Short exercise:
From the entries below, copy out every line with "depicts" in it.

--- BEGIN Rows ---

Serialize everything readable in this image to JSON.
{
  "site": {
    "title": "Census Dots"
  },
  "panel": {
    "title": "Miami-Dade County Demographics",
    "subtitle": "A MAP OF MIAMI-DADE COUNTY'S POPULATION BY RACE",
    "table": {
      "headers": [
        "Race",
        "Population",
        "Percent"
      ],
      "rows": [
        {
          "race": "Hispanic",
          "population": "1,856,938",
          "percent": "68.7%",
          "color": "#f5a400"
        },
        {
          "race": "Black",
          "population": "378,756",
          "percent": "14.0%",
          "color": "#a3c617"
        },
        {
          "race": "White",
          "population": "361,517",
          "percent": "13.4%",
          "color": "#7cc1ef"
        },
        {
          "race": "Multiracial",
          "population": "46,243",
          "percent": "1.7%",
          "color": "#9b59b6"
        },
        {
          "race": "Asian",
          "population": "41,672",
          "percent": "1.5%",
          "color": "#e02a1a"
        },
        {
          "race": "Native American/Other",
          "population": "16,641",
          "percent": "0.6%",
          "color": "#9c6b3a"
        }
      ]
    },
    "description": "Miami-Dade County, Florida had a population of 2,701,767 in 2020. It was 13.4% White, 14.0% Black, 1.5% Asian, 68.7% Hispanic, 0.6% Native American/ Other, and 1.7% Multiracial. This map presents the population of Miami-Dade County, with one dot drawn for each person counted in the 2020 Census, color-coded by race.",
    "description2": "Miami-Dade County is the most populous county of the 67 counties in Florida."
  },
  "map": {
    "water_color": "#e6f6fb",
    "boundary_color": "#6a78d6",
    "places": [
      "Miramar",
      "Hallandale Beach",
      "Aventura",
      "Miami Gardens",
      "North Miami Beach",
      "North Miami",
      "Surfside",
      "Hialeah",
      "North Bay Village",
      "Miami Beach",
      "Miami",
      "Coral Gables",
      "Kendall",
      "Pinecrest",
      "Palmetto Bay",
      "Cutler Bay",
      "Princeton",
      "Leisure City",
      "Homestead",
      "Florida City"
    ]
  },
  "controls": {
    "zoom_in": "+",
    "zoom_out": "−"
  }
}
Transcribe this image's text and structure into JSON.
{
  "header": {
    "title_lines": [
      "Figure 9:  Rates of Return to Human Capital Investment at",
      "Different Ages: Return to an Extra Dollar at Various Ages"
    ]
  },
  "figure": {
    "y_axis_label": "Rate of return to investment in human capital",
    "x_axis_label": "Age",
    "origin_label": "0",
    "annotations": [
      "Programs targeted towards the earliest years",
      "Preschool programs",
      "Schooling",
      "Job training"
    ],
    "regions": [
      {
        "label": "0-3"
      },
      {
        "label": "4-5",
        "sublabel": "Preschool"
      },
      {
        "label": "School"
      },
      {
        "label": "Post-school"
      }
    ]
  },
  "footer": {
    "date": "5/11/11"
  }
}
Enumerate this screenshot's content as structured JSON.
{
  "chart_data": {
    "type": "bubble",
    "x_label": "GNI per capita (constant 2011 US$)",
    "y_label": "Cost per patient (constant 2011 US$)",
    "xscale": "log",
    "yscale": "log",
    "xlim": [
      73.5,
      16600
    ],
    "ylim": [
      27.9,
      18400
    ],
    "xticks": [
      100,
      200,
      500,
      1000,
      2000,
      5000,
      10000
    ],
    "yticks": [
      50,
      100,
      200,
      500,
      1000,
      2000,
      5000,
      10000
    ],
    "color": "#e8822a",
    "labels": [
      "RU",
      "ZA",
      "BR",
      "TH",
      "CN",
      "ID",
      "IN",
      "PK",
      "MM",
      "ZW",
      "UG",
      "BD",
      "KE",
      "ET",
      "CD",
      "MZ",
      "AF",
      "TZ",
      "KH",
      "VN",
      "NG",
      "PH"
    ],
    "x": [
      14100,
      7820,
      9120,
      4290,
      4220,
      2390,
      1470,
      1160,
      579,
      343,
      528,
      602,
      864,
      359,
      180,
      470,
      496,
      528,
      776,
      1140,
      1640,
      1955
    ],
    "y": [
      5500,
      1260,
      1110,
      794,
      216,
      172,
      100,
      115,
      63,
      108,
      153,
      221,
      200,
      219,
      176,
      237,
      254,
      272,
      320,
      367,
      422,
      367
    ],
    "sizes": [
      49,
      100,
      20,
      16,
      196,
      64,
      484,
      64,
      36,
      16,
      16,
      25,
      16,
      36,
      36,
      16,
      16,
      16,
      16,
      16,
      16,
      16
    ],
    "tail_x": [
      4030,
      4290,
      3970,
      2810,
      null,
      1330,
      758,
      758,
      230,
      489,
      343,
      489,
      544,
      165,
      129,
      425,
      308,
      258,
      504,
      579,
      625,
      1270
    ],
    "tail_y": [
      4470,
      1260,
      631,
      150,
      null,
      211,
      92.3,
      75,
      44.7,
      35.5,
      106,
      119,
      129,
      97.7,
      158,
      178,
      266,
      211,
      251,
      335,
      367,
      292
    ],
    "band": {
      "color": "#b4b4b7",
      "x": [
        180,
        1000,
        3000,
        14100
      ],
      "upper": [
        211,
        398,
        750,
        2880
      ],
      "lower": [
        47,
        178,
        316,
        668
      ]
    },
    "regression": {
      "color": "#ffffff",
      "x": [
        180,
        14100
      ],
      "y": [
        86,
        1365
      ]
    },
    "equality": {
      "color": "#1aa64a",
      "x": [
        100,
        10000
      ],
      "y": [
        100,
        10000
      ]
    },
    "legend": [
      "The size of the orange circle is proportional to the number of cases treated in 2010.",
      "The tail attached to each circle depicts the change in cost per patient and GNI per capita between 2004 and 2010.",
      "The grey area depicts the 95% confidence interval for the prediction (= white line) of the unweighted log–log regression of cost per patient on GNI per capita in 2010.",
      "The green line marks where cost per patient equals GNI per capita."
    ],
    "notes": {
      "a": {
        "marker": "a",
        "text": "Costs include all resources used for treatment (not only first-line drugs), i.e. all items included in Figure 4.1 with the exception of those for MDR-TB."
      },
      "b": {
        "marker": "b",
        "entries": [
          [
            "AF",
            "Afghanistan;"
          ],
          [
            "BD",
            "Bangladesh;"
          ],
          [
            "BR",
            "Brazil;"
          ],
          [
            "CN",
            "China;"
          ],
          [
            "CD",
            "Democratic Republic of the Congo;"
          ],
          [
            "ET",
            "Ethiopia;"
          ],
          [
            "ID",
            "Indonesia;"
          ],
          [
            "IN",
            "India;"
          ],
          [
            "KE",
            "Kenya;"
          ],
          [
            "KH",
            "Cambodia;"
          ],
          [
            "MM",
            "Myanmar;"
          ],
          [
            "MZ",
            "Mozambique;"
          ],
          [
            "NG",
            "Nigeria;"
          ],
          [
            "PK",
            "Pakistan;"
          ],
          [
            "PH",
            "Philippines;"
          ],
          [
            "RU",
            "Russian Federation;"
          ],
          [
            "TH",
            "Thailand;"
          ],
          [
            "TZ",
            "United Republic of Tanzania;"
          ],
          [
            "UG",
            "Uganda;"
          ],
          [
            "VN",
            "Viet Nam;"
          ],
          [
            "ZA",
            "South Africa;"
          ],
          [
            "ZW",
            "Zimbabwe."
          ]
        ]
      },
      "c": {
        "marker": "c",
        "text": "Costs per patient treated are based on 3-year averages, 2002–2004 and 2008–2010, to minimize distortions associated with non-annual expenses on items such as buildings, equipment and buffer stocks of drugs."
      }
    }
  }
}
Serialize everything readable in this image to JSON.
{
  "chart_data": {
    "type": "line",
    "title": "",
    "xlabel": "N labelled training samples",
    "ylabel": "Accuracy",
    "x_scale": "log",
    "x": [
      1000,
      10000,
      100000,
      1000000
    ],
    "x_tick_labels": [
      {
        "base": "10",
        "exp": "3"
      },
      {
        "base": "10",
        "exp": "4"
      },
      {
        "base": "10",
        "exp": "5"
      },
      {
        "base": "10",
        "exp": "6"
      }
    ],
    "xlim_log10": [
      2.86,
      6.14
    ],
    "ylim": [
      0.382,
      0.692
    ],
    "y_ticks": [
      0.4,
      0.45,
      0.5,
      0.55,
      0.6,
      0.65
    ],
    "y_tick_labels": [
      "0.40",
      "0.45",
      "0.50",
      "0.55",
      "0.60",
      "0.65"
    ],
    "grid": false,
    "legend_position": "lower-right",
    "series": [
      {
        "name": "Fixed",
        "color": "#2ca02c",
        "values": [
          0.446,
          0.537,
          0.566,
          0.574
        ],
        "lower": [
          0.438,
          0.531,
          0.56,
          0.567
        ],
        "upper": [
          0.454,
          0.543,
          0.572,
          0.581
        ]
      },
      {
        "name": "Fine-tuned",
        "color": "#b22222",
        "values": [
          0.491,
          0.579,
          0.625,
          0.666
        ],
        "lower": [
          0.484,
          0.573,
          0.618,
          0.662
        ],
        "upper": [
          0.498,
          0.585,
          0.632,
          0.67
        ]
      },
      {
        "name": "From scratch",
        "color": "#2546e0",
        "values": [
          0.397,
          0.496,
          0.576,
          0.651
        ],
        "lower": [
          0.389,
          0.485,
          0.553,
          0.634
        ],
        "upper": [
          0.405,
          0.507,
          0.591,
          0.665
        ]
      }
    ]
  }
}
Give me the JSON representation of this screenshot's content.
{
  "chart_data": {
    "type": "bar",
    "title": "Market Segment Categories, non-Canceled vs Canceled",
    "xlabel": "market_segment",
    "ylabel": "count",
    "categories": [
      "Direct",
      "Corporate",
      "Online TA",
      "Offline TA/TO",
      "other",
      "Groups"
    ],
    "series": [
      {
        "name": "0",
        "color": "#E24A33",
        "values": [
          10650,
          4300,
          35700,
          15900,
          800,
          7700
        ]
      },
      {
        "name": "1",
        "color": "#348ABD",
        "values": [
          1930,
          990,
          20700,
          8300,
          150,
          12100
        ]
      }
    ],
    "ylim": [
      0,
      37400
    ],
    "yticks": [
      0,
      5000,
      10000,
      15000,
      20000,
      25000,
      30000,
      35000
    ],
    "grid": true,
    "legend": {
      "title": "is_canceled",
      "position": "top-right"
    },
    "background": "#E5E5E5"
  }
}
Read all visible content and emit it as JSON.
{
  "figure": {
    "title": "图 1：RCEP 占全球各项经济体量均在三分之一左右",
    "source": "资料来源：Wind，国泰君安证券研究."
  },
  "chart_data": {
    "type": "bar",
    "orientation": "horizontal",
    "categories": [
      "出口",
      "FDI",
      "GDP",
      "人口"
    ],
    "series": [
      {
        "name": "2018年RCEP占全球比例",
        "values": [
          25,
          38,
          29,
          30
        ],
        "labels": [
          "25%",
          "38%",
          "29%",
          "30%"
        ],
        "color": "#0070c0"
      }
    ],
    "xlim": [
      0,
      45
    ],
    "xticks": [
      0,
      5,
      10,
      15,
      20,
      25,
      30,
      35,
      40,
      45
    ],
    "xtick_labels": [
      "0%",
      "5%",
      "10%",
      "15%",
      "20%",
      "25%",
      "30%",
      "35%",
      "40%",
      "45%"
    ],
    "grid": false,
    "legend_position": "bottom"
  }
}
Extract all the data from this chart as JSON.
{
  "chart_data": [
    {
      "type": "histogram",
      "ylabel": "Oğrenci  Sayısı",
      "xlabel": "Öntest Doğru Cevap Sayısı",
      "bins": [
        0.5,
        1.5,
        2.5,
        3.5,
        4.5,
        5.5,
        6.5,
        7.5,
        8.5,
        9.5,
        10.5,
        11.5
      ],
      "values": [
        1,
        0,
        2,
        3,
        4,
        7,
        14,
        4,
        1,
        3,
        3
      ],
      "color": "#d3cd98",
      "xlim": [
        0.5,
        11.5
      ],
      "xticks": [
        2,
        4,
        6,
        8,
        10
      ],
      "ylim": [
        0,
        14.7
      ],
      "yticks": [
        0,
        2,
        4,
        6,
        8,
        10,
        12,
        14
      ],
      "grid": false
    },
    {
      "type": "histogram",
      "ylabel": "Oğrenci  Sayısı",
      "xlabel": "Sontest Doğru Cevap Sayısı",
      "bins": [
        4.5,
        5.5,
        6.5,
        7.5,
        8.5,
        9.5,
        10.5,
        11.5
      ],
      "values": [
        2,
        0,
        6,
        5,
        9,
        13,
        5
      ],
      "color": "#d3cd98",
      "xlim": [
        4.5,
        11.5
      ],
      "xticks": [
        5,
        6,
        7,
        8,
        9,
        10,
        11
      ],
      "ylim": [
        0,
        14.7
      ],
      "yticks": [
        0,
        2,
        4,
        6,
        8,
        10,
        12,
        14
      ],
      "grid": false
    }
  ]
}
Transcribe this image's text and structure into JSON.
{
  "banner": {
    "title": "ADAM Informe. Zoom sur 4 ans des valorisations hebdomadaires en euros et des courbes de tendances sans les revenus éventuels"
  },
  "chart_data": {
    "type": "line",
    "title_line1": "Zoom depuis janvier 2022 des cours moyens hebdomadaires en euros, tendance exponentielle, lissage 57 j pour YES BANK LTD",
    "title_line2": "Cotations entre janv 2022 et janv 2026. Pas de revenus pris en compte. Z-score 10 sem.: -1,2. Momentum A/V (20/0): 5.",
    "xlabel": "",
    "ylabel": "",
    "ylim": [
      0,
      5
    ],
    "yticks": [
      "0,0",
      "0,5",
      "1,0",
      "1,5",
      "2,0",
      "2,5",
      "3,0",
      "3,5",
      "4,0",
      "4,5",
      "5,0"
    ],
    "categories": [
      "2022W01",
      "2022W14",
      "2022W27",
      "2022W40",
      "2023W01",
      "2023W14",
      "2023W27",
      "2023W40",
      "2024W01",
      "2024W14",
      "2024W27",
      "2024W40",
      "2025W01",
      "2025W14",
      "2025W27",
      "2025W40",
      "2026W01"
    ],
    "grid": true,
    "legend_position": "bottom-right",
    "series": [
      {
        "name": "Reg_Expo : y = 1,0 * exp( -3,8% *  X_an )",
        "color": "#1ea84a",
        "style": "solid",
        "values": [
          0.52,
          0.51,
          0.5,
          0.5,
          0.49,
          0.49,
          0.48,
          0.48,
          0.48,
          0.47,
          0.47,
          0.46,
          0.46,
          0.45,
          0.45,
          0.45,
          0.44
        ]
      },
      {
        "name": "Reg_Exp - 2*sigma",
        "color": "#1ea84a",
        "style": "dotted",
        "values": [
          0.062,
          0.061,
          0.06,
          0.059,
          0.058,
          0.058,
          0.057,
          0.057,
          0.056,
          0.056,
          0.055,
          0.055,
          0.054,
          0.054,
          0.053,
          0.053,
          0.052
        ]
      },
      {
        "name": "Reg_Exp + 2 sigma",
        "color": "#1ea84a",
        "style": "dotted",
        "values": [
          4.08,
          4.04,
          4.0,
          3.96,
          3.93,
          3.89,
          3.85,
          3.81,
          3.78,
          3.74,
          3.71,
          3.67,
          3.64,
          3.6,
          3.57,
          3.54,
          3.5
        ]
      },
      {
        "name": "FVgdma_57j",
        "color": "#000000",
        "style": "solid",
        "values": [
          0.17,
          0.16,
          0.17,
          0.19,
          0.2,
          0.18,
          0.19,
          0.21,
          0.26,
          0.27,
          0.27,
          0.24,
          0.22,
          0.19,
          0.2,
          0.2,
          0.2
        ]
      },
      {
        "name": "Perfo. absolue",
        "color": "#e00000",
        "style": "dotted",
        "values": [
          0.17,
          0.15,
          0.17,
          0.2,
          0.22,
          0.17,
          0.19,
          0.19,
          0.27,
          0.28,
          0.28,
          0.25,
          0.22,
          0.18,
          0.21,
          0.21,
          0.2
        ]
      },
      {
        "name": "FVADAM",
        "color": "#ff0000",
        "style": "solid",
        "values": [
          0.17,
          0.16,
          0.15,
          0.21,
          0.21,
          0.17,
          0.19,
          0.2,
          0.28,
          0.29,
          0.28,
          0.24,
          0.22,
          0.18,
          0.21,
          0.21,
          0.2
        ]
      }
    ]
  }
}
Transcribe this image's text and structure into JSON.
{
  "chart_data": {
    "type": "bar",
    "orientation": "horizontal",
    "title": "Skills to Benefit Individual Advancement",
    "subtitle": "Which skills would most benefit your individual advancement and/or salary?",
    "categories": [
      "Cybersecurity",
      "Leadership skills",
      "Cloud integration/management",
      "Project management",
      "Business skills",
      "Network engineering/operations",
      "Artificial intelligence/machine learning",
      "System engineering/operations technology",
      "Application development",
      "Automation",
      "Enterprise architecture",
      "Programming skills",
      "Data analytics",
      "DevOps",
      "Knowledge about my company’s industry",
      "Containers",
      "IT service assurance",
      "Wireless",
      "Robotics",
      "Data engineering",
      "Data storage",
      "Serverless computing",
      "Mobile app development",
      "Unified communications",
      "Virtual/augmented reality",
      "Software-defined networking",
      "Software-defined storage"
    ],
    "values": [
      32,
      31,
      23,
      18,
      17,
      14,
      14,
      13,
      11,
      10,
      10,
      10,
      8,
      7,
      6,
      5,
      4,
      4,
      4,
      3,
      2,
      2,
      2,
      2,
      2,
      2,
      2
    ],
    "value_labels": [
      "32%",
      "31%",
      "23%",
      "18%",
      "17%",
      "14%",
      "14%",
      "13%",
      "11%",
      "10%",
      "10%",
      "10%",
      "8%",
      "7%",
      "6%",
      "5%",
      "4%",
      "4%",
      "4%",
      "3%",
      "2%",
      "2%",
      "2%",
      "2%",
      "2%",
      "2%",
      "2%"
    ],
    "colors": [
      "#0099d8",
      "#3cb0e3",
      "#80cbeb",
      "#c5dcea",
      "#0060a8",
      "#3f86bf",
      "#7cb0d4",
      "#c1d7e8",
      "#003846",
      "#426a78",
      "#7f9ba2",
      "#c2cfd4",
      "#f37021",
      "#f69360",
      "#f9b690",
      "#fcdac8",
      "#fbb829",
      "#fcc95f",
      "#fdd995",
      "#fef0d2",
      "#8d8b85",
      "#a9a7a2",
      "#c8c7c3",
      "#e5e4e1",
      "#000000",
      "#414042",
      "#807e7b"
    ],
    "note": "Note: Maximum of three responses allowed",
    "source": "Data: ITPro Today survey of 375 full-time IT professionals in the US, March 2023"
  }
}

--- END Rows ---

Output of the task:
      "The tail attached to each circle depicts the change in cost per patient and GNI per capita between 2004 and 2010.",
      "The grey area depicts the 95% confidence interval for the prediction (= white line) of the unweighted log–log regression of cost per patient on GNI per capita in 2010.",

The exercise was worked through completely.